**Description of the task**
Copy every line from the records below that holds the word "branch".

Stored entries

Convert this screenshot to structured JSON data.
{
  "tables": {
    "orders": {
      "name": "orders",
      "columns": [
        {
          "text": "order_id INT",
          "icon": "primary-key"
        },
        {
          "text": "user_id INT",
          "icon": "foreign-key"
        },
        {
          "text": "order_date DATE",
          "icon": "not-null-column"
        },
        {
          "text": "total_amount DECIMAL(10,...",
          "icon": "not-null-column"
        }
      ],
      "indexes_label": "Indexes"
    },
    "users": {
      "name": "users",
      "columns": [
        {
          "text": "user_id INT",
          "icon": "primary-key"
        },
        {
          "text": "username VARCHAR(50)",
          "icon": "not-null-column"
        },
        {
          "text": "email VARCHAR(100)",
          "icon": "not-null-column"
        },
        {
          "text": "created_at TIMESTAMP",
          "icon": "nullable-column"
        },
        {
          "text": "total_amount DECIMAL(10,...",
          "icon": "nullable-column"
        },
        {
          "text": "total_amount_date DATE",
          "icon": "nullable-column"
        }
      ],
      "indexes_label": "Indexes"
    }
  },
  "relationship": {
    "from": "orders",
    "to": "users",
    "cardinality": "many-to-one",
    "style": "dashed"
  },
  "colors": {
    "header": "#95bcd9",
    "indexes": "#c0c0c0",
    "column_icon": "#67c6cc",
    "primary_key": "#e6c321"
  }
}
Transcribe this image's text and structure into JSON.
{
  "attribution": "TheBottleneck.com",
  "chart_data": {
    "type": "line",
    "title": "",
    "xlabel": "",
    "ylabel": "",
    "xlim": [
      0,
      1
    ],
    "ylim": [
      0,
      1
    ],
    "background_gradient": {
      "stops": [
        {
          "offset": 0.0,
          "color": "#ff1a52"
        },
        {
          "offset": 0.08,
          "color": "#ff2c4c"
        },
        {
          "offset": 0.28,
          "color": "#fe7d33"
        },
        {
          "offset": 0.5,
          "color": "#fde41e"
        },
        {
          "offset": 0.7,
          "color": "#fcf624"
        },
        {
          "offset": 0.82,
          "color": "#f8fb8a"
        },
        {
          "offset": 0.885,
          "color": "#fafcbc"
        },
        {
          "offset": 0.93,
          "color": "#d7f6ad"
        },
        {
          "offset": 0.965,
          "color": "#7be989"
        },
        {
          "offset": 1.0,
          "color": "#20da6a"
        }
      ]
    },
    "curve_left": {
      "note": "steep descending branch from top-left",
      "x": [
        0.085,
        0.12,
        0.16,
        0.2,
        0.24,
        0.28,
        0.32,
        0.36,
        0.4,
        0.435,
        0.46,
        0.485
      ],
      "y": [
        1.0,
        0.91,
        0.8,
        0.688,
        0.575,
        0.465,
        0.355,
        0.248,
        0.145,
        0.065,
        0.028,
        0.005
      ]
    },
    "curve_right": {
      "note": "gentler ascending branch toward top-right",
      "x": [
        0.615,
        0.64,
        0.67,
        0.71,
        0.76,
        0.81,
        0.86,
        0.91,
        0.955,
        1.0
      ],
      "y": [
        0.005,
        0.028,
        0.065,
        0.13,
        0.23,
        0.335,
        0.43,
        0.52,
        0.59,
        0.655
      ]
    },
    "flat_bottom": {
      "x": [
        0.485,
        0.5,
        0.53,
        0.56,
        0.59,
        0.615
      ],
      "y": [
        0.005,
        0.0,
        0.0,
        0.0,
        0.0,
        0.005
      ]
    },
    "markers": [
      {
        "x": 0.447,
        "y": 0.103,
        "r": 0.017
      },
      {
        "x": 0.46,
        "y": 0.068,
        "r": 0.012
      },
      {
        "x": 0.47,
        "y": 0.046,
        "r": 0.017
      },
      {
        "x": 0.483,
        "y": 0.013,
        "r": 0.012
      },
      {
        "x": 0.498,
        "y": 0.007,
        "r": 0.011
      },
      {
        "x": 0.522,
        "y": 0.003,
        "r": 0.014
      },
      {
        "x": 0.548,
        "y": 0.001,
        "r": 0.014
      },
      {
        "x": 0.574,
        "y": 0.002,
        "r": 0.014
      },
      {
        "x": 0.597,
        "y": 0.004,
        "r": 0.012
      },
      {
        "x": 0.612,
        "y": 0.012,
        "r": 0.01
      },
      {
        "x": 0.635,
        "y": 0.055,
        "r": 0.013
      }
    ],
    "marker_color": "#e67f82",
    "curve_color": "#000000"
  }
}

**The completed task**
      "note": "steep descending branch from top-left",
      "note": "gentler ascending branch toward top-right",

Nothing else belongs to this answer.